-- Job --
Write out all of the entries exactly as given.

Entries with figure data:

————

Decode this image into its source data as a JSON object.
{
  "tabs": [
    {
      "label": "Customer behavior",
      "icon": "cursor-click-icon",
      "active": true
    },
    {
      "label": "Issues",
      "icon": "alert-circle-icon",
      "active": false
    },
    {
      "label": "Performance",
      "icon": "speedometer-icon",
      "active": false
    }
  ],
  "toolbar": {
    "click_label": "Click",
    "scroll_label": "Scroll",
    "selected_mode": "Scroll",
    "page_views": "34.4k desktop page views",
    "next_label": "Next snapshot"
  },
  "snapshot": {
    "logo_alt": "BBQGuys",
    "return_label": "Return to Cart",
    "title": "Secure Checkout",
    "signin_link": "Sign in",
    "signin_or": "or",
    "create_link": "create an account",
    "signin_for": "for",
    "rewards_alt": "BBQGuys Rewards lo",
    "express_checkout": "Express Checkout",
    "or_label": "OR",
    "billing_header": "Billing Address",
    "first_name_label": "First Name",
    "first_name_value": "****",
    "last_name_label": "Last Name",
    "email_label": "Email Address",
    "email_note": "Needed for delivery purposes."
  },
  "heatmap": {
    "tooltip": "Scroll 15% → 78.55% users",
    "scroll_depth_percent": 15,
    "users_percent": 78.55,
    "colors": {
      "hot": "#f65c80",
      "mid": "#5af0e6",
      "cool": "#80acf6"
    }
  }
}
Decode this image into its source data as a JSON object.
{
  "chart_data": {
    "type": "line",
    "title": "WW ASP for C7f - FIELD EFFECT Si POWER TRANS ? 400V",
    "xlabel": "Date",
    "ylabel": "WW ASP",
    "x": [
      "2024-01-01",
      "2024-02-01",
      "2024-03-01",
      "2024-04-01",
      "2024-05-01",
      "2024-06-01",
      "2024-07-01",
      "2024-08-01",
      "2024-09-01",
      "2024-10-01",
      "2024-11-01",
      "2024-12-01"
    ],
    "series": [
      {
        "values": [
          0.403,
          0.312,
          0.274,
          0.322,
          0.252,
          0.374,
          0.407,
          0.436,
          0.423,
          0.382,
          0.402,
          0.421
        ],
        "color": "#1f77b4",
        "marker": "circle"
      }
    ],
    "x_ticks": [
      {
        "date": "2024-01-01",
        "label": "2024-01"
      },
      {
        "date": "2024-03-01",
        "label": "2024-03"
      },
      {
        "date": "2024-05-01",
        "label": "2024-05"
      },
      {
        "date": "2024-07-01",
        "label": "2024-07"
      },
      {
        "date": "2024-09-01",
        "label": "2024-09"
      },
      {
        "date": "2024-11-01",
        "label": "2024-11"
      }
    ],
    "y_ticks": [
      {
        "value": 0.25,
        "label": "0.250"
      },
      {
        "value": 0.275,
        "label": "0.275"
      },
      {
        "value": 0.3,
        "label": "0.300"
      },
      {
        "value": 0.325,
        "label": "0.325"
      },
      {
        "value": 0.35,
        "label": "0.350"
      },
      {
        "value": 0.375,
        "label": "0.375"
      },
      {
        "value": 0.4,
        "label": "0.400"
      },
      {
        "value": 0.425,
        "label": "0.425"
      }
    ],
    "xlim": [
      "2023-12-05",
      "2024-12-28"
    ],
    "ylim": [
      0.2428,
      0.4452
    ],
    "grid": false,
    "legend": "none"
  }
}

————

-- Solution --
Decode this image into its source data as a JSON object.
{
  "tabs": [
    {
      "label": "Customer behavior",
      "icon": "cursor-click-icon",
      "active": true
    },
    {
      "label": "Issues",
      "icon": "alert-circle-icon",
      "active": false
    },
    {
      "label": "Performance",
      "icon": "speedometer-icon",
      "active": false
    }
  ],
  "toolbar": {
    "click_label": "Click",
    "scroll_label": "Scroll",
    "selected_mode": "Scroll",
    "page_views": "34.4k desktop page views",
    "next_label": "Next snapshot"
  },
  "snapshot": {
    "logo_alt": "BBQGuys",
    "return_label": "Return to Cart",
    "title": "Secure Checkout",
    "signin_link": "Sign in",
    "signin_or": "or",
    "create_link": "create an account",
    "signin_for": "for",
    "rewards_alt": "BBQGuys Rewards lo",
    "express_checkout": "Express Checkout",
    "or_label": "OR",
    "billing_header": "Billing Address",
    "first_name_label": "First Name",
    "first_name_value": "****",
    "last_name_label": "Last Name",
    "email_label": "Email Address",
    "email_note": "Needed for delivery purposes."
  },
  "heatmap": {
    "tooltip": "Scroll 15% → 78.55% users",
    "scroll_depth_percent": 15,
    "users_percent": 78.55,
    "colors": {
      "hot": "#f65c80",
      "mid": "#5af0e6",
      "cool": "#80acf6"
    }
  }
}
Decode this image into its source data as a JSON object.
{
  "chart_data": {
    "type": "line",
    "title": "WW ASP for C7f - FIELD EFFECT Si POWER TRANS ? 400V",
    "xlabel": "Date",
    "ylabel": "WW ASP",
    "x": [
      "2024-01-01",
      "2024-02-01",
      "2024-03-01",
      "2024-04-01",
      "2024-05-01",
      "2024-06-01",
      "2024-07-01",
      "2024-08-01",
      "2024-09-01",
      "2024-10-01",
      "2024-11-01",
      "2024-12-01"
    ],
    "series": [
      {
        "values": [
          0.403,
          0.312,
          0.274,
          0.322,
          0.252,
          0.374,
          0.407,
          0.436,
          0.423,
          0.382,
          0.402,
          0.421
        ],
        "color": "#1f77b4",
        "marker": "circle"
      }
    ],
    "x_ticks": [
      {
        "date": "2024-01-01",
        "label": "2024-01"
      },
      {
        "date": "2024-03-01",
        "label": "2024-03"
      },
      {
        "date": "2024-05-01",
        "label": "2024-05"
      },
      {
        "date": "2024-07-01",
        "label": "2024-07"
      },
      {
        "date": "2024-09-01",
        "label": "2024-09"
      },
      {
        "date": "2024-11-01",
        "label": "2024-11"
      }
    ],
    "y_ticks": [
      {
        "value": 0.25,
        "label": "0.250"
      },
      {
        "value": 0.275,
        "label": "0.275"
      },
      {
        "value": 0.3,
        "label": "0.300"
      },
      {
        "value": 0.325,
        "label": "0.325"
      },
      {
        "value": 0.35,
        "label": "0.350"
      },
      {
        "value": 0.375,
        "label": "0.375"
      },
      {
        "value": 0.4,
        "label": "0.400"
      },
      {
        "value": 0.425,
        "label": "0.425"
      }
    ],
    "xlim": [
      "2023-12-05",
      "2024-12-28"
    ],
    "ylim": [
      0.2428,
      0.4452
    ],
    "grid": false,
    "legend": "none"
  }
}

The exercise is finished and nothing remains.